[BEGIN Records for this exercise]
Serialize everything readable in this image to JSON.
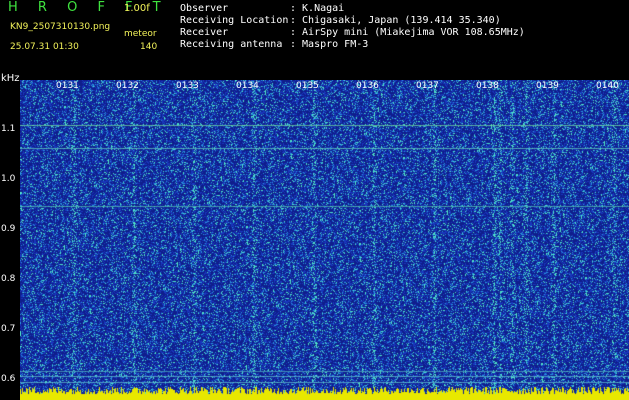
{
  "header": {
    "brand": "H R O F F T",
    "version": "1.00f",
    "filename": "KN9_2507310130.png",
    "meteor_label": "meteor",
    "datetime": "25.07.31 01:30",
    "meteor_count": "140"
  },
  "info": [
    {
      "label": "Observer",
      "value": ": K.Nagai"
    },
    {
      "label": "Receiving Location",
      "value": ": Chigasaki, Japan (139.414 35.340)"
    },
    {
      "label": "Receiver",
      "value": ": AirSpy mini (Miakejima VOR 108.65MHz)"
    },
    {
      "label": "Receiving antenna",
      "value": ": Maspro FM-3"
    }
  ],
  "axis": {
    "y_unit": "kHz",
    "y_ticks": [
      "1.1",
      "1.0",
      "0.9",
      "0.8",
      "0.7",
      "0.6"
    ],
    "x_ticks": [
      "0131",
      "0132",
      "0133",
      "0134",
      "0135",
      "0136",
      "0137",
      "0138",
      "0139",
      "0140"
    ]
  },
  "colors": {
    "background": "#000000",
    "spectrogram": "#1a2fb8",
    "header_green": "#3fe33f",
    "header_yellow": "#f2f25a"
  }
}
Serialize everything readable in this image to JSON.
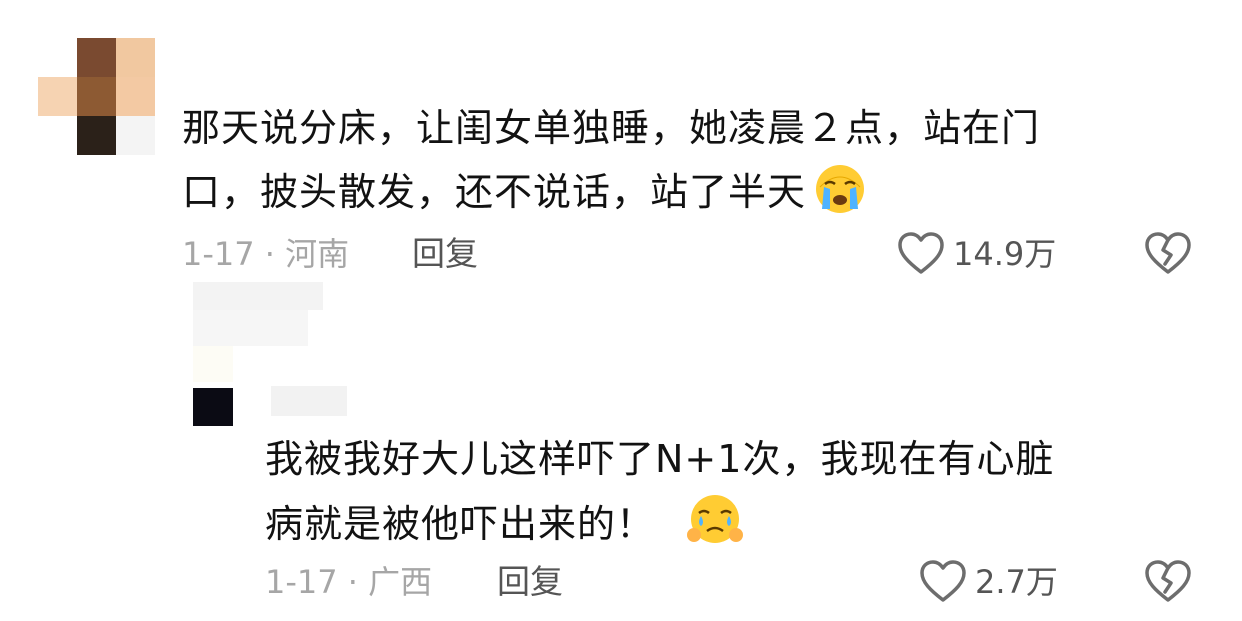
{
  "comment": {
    "lines": [
      "那天说分床，让闺女单独睡，她凌晨２点，站在门",
      "口，披头散发，还不说话，站了半天"
    ],
    "emoji": "loudly-crying-face-emoji",
    "date_location": "1-17 · 河南",
    "reply_label": "回复",
    "like_count": "14.9万"
  },
  "reply": {
    "lines": [
      "我被我好大儿这样吓了N+1次，我现在有心脏",
      "病就是被他吓出来的！"
    ],
    "emoji": "face-holding-back-tears-emoji",
    "date_location": "1-17 · 广西",
    "reply_label": "回复",
    "like_count": "2.7万"
  },
  "colors": {
    "text": "#121212",
    "meta": "#a6a6a6",
    "action": "#555555"
  },
  "icons": [
    "heart-outline-icon",
    "broken-heart-icon"
  ]
}
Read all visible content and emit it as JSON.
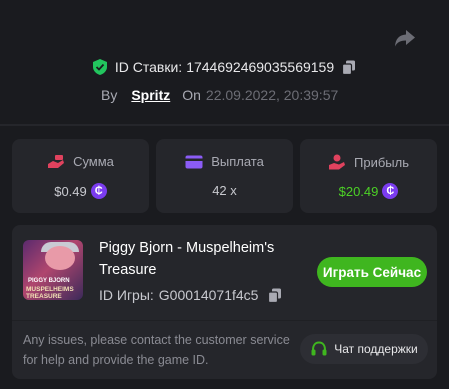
{
  "bet": {
    "id_label": "ID Ставки:",
    "id_value": "1744692469035569159",
    "by_label": "By",
    "username": "Spritz",
    "on_label": "On",
    "datetime": "22.09.2022, 20:39:57"
  },
  "stats": [
    {
      "label": "Сумма",
      "value": "$0.49",
      "icon": "money-hand-icon",
      "coin": true,
      "value_color": "#c8c9cf"
    },
    {
      "label": "Выплата",
      "value": "42 x",
      "icon": "credit-card-icon",
      "coin": false,
      "value_color": "#c8c9cf"
    },
    {
      "label": "Прибыль",
      "value": "$20.49",
      "icon": "profit-hand-icon",
      "coin": true,
      "value_color": "#4cd126"
    }
  ],
  "coin_symbol": "₵",
  "game": {
    "title": "Piggy Bjorn - Muspelheim's Treasure",
    "id_label": "ID Игры:",
    "id_value": "G00014071f4c5",
    "play_label": "Играть Сейчас",
    "thumb_text_top": "PIGGY BJORN",
    "thumb_text_main": "MUSPELHEIMS TREASURE"
  },
  "support": {
    "issue_text": "Any issues, please contact the customer service for help and provide the game ID.",
    "button_label": "Чат поддержки"
  },
  "colors": {
    "background": "#1a1b1f",
    "card": "#25262b",
    "accent_green": "#3fb61f",
    "profit_green": "#4cd126",
    "coin_purple": "#7b3cf0",
    "shield_green": "#22c55e"
  }
}
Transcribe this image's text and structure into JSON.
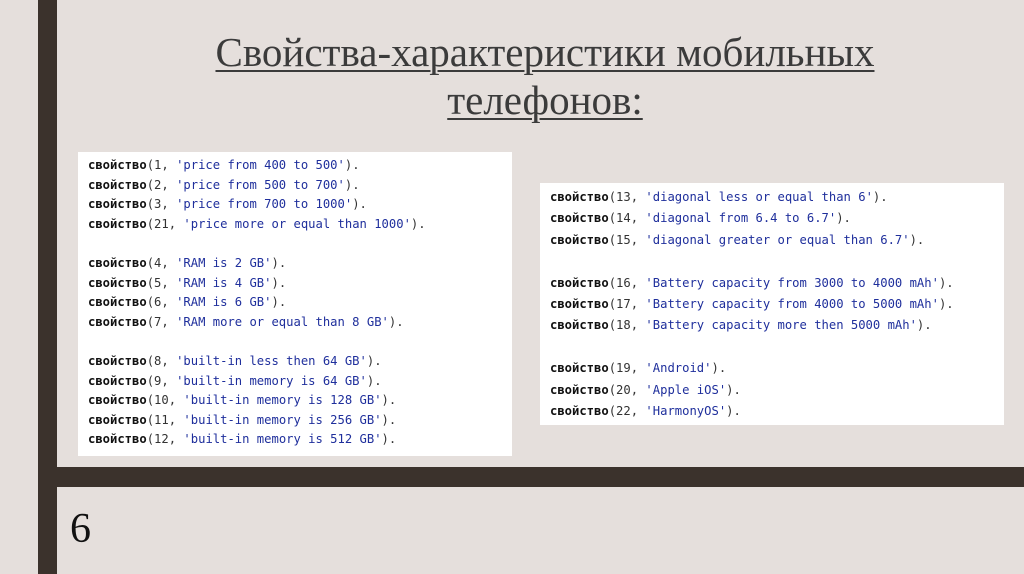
{
  "title": "Свойства-характеристики мобильных телефонов:",
  "page_number": "6",
  "keyword": "свойство",
  "left_groups": [
    [
      {
        "n": "1",
        "s": "price from 400 to 500"
      },
      {
        "n": "2",
        "s": "price from 500 to 700"
      },
      {
        "n": "3",
        "s": "price from 700 to 1000"
      },
      {
        "n": "21",
        "s": "price more or equal than 1000"
      }
    ],
    [
      {
        "n": "4",
        "s": "RAM is 2 GB"
      },
      {
        "n": "5",
        "s": "RAM is 4 GB"
      },
      {
        "n": "6",
        "s": "RAM is 6 GB"
      },
      {
        "n": "7",
        "s": "RAM more or equal than 8 GB"
      }
    ],
    [
      {
        "n": "8",
        "s": "built-in less then 64 GB"
      },
      {
        "n": "9",
        "s": "built-in memory is 64 GB"
      },
      {
        "n": "10",
        "s": "built-in memory is 128 GB"
      },
      {
        "n": "11",
        "s": "built-in memory is 256 GB"
      },
      {
        "n": "12",
        "s": "built-in memory is 512 GB"
      }
    ]
  ],
  "right_groups": [
    [
      {
        "n": "13",
        "s": "diagonal less or equal than 6"
      },
      {
        "n": "14",
        "s": "diagonal from 6.4 to 6.7"
      },
      {
        "n": "15",
        "s": "diagonal greater or equal than 6.7"
      }
    ],
    [
      {
        "n": "16",
        "s": "Battery capacity from 3000 to 4000 mAh"
      },
      {
        "n": "17",
        "s": "Battery capacity from 4000 to 5000 mAh"
      },
      {
        "n": "18",
        "s": "Battery capacity more then 5000 mAh"
      }
    ],
    [
      {
        "n": "19",
        "s": "Android"
      },
      {
        "n": "20",
        "s": "Apple iOS"
      },
      {
        "n": "22",
        "s": "HarmonyOS"
      }
    ]
  ]
}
[END Records for this exercise]
> _Aim of the task_
Copy down every line of the material above that includes the string "diagonal".

> _Right answer_
        "s": "diagonal less or equal than 6"
        "s": "diagonal from 6.4 to 6.7"
        "s": "diagonal greater or equal than 6.7"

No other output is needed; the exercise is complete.